▸ The task: Pick out every line of the entries below where "enterrados" occurs, and copy those lines.

[Begin Task inputs]

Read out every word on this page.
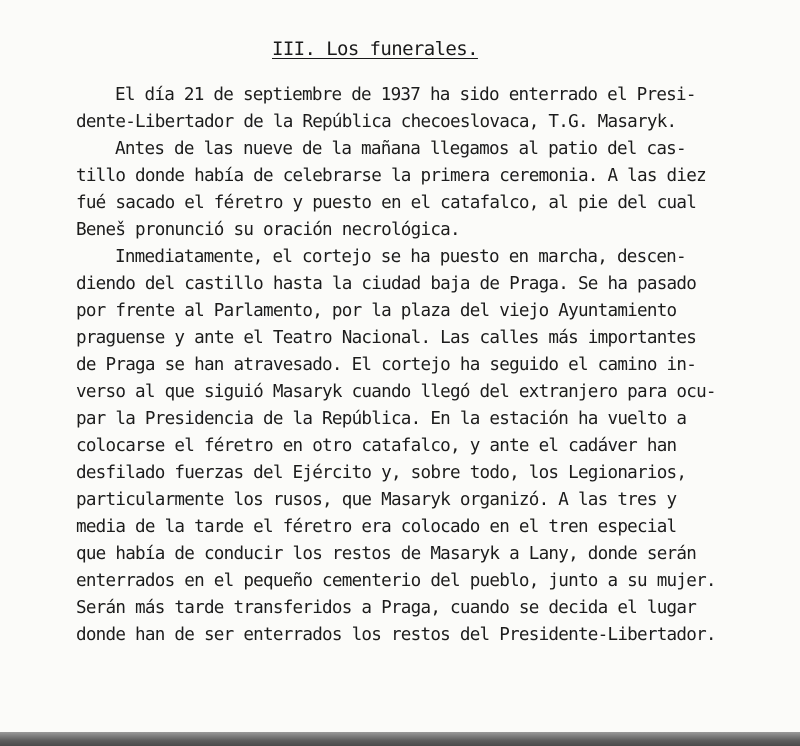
III. Los funerales.
El día 21 de septiembre de 1937 ha sido enterrado el Presi-
dente-Libertador de la República checoeslovaca, T.G. Masaryk.
Antes de las nueve de la mañana llegamos al patio del cas-
tillo donde había de celebrarse la primera ceremonia. A las diez
fué sacado el féretro y puesto en el catafalco, al pie del cual
Beneš pronunció su oración necrológica.
Inmediatamente, el cortejo se ha puesto en marcha, descen-
diendo del castillo hasta la ciudad baja de Praga. Se ha pasado
por frente al Parlamento, por la plaza del viejo Ayuntamiento
praguense y ante el Teatro Nacional. Las calles más importantes
de Praga se han atravesado. El cortejo ha seguido el camino in-
verso al que siguió Masaryk cuando llegó del extranjero para ocu-
par la Presidencia de la República. En la estación ha vuelto a
colocarse el féretro en otro catafalco, y ante el cadáver han
desfilado fuerzas del Ejército y, sobre todo, los Legionarios,
particularmente los rusos, que Masaryk organizó. A las tres y
media de la tarde el féretro era colocado en el tren especial
que había de conducir los restos de Masaryk a Lany, donde serán
enterrados en el pequeño cementerio del pueblo, junto a su mujer.
Serán más tarde transferidos a Praga, cuando se decida el lugar
donde han de ser enterrados los restos del Presidente-Libertador.
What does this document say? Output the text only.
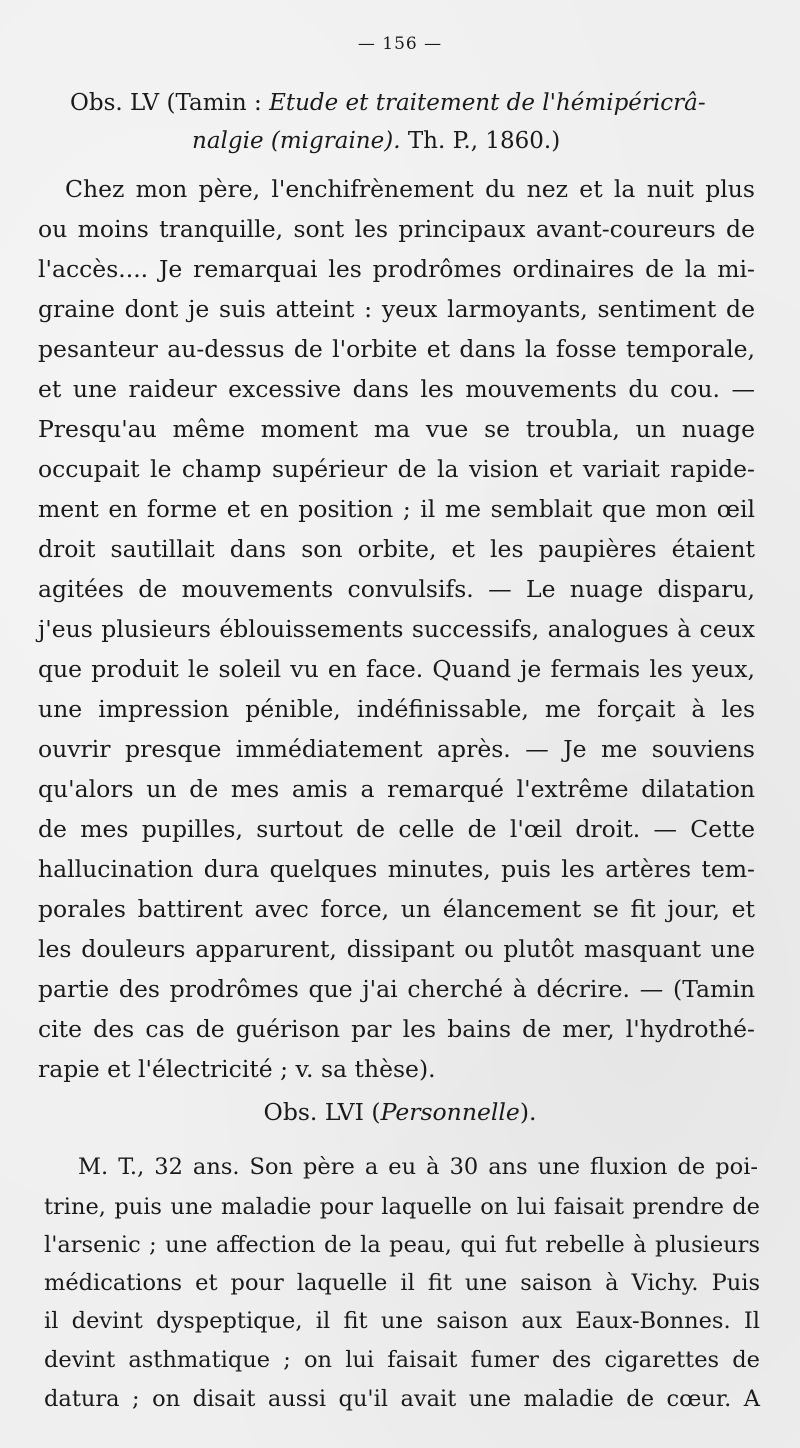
— 156 —
Obs. LV (Tamin : Etude et traitement de l'hémipéricrâ-
nalgie (migraine). Th. P., 1860.)
Chez mon père, l'enchifrènement du nez et la nuit plus
ou moins tranquille, sont les principaux avant-coureurs de
l'accès.... Je remarquai les prodrômes ordinaires de la mi-
graine dont je suis atteint : yeux larmoyants, sentiment de
pesanteur au-dessus de l'orbite et dans la fosse temporale,
et une raideur excessive dans les mouvements du cou. —
Presqu'au même moment ma vue se troubla, un nuage
occupait le champ supérieur de la vision et variait rapide-
ment en forme et en position ; il me semblait que mon œil
droit sautillait dans son orbite, et les paupières étaient
agitées de mouvements convulsifs. — Le nuage disparu,
j'eus plusieurs éblouissements successifs, analogues à ceux
que produit le soleil vu en face. Quand je fermais les yeux,
une impression pénible, indéfinissable, me forçait à les
ouvrir presque immédiatement après. — Je me souviens
qu'alors un de mes amis a remarqué l'extrême dilatation
de mes pupilles, surtout de celle de l'œil droit. — Cette
hallucination dura quelques minutes, puis les artères tem-
porales battirent avec force, un élancement se fit jour, et
les douleurs apparurent, dissipant ou plutôt masquant une
partie des prodrômes que j'ai cherché à décrire. — (Tamin
cite des cas de guérison par les bains de mer, l'hydrothé-
rapie et l'électricité ; v. sa thèse).
Obs. LVI (Personnelle).
M. T., 32 ans. Son père a eu à 30 ans une fluxion de poi-
trine, puis une maladie pour laquelle on lui faisait prendre de
l'arsenic ; une affection de la peau, qui fut rebelle à plusieurs
médications et pour laquelle il fit une saison à Vichy. Puis
il devint dyspeptique, il fit une saison aux Eaux-Bonnes. Il
devint asthmatique ; on lui faisait fumer des cigarettes de
datura ; on disait aussi qu'il avait une maladie de cœur. A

[End Task inputs]

▸ Exercise response:
enterrados en el pequeño cementerio del pueblo, junto a su mujer.
donde han de ser enterrados los restos del Presidente-Libertador.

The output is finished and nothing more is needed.